## Items from a dataset
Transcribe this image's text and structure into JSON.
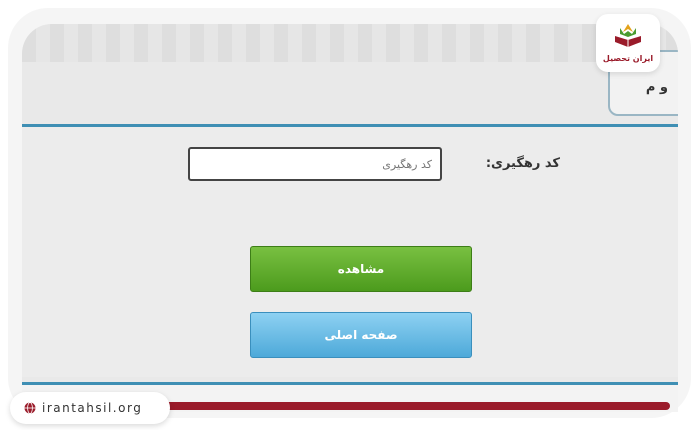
{
  "panel": {
    "tab_title": "و م"
  },
  "form": {
    "tracking_label": "کد رهگیری:",
    "tracking_placeholder": "کد رهگیری"
  },
  "buttons": {
    "view_label": "مشاهده",
    "home_label": "صفحه اصلی"
  },
  "branding": {
    "logo_text": "ایران تحصیل",
    "site_url": "irantahsil.org",
    "brand_color": "#9a1b2a",
    "accent_green": "#5aa82a",
    "accent_blue": "#5ab3e0"
  },
  "icons": {
    "logo": "book-logo-icon",
    "globe": "globe-icon"
  }
}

## What to do
Quote the material in full and exactly; do not carry over its pictures.

## Finished answer
Transcribe this image's text and structure into JSON.
{
  "panel": {
    "tab_title": "و م"
  },
  "form": {
    "tracking_label": "کد رهگیری:",
    "tracking_placeholder": "کد رهگیری"
  },
  "buttons": {
    "view_label": "مشاهده",
    "home_label": "صفحه اصلی"
  },
  "branding": {
    "logo_text": "ایران تحصیل",
    "site_url": "irantahsil.org",
    "brand_color": "#9a1b2a",
    "accent_green": "#5aa82a",
    "accent_blue": "#5ab3e0"
  },
  "icons": {
    "logo": "book-logo-icon",
    "globe": "globe-icon"
  }
}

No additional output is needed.